→ Stated problem: Work out how many lines hold the string "basado". The answer is a single number, nothing more.
────────
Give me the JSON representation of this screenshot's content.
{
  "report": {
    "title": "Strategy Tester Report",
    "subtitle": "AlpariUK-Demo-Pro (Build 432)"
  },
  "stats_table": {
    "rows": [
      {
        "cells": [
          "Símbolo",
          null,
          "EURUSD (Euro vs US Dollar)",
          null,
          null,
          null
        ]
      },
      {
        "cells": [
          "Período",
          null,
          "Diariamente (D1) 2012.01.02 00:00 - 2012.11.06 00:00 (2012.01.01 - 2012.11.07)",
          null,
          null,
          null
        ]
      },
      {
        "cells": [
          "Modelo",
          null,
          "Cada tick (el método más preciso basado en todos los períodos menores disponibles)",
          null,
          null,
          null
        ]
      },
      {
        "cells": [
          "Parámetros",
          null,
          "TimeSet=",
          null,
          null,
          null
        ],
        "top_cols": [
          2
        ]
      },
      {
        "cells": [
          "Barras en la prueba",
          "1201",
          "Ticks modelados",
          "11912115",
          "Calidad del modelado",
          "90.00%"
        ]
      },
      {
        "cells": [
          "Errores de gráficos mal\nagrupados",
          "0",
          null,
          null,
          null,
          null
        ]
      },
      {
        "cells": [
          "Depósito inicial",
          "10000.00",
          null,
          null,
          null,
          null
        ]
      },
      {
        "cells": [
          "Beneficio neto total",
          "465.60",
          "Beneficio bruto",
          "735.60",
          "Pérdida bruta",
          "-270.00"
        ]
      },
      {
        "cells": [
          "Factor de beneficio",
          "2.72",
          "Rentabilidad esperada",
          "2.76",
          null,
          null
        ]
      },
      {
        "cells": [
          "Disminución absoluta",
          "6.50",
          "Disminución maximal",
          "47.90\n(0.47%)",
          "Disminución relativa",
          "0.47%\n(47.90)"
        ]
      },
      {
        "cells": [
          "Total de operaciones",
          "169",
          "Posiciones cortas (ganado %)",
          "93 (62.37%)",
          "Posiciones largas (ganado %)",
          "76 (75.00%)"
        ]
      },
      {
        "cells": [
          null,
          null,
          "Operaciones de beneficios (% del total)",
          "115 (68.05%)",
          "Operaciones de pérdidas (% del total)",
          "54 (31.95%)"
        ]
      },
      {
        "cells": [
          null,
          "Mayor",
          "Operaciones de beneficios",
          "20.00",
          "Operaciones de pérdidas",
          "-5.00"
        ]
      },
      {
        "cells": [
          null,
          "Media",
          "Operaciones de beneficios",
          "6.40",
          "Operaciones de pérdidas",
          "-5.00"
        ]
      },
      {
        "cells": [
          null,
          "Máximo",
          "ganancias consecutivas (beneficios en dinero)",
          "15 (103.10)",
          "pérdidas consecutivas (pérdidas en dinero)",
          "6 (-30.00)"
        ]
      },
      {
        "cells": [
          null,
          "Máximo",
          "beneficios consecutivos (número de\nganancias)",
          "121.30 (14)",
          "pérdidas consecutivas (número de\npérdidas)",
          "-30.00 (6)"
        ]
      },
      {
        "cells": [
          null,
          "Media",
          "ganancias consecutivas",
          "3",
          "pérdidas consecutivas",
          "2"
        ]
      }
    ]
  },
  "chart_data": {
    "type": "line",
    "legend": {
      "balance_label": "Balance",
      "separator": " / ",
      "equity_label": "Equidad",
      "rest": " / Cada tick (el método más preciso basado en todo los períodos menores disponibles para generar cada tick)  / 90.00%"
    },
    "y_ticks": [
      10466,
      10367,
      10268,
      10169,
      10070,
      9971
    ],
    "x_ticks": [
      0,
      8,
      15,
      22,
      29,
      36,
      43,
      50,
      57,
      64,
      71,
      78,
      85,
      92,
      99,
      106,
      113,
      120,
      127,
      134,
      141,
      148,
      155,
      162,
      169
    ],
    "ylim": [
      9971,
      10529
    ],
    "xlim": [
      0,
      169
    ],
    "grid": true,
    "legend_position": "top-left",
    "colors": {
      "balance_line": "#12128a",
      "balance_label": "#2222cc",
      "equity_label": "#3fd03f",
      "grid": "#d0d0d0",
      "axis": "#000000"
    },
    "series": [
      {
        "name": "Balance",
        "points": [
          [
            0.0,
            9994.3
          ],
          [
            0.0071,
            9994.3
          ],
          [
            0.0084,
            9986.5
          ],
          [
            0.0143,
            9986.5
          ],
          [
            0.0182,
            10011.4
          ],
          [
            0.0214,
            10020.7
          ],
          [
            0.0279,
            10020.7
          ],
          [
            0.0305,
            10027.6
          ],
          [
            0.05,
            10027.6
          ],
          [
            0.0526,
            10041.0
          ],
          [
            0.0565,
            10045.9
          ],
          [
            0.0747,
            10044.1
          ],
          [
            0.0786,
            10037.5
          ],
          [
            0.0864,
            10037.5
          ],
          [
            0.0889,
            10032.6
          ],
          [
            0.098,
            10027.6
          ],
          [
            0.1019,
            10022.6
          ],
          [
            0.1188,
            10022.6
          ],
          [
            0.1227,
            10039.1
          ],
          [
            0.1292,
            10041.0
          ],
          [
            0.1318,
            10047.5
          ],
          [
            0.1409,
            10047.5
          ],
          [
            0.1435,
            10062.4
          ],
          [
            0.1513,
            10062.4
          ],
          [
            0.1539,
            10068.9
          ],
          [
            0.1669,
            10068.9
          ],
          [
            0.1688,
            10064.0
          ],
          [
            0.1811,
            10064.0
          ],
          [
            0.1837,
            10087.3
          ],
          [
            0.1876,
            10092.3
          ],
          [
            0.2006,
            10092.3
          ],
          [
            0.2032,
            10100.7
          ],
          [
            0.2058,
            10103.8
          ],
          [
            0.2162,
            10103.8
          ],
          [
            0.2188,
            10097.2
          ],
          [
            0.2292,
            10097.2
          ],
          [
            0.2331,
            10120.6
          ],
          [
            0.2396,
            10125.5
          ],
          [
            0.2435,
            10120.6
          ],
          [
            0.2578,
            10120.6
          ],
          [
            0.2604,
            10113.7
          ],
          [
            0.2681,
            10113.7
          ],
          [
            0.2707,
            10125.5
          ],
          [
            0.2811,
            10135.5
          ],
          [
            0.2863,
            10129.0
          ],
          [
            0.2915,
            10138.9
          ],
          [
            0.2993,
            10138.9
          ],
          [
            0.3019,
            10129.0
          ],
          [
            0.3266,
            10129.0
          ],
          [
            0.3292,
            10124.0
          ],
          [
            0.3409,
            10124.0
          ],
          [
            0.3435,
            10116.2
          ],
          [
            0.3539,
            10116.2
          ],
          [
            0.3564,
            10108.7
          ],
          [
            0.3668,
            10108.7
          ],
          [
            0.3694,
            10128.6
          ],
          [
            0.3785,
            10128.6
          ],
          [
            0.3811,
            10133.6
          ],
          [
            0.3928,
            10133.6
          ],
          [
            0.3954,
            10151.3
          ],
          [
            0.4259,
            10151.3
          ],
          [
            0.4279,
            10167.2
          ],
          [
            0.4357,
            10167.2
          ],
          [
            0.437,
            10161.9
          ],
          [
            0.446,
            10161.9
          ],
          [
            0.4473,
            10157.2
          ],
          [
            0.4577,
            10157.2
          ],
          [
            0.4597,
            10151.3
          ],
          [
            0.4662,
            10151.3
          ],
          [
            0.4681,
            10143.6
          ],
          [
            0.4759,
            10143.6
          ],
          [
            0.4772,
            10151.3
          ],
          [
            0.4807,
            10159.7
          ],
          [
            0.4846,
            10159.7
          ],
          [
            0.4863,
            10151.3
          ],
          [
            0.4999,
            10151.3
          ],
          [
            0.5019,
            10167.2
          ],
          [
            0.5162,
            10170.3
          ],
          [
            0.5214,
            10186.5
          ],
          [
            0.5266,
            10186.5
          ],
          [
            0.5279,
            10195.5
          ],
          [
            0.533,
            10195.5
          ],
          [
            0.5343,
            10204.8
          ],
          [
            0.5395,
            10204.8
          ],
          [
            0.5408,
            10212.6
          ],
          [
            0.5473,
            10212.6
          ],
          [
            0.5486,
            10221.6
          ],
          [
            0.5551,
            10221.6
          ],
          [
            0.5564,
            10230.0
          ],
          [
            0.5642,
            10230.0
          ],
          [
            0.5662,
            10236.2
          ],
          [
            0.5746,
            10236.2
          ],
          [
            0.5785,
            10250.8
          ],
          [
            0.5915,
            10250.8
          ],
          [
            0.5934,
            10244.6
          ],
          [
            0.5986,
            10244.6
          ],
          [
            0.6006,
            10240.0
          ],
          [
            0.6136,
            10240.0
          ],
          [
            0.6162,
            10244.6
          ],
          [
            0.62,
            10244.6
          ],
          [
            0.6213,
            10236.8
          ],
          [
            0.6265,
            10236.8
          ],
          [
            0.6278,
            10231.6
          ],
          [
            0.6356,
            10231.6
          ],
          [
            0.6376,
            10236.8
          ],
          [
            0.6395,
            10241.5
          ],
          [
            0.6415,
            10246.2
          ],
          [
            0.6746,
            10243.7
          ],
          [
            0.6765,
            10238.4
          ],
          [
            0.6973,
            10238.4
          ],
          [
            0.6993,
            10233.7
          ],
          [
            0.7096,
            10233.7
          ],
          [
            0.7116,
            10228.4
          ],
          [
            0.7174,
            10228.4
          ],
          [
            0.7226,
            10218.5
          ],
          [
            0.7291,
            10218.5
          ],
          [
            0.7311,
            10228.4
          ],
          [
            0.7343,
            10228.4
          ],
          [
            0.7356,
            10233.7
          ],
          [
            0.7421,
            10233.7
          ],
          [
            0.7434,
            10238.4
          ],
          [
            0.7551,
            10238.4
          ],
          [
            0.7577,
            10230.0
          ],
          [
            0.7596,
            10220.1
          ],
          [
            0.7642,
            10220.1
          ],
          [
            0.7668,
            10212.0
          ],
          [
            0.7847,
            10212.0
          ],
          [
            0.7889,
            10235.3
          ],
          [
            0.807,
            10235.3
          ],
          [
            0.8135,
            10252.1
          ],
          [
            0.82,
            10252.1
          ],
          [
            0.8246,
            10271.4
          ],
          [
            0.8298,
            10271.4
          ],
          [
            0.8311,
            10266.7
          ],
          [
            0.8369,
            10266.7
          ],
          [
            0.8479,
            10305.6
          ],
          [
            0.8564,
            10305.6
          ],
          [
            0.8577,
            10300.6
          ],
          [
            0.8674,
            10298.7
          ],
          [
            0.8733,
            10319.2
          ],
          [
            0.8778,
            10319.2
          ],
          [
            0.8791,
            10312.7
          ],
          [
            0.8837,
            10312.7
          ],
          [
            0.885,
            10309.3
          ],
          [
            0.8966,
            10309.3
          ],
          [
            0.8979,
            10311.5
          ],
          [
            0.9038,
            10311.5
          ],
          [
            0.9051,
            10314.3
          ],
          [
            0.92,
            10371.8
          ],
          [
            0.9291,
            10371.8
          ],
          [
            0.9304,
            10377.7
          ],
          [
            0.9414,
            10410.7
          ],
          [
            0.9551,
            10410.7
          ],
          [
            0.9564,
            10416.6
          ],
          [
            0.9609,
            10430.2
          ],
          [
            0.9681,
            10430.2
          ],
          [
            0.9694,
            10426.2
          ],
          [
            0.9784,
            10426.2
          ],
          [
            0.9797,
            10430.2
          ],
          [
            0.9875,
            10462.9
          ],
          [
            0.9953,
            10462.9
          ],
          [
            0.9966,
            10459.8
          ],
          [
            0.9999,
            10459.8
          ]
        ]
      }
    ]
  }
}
────────
→ Exercise output: 2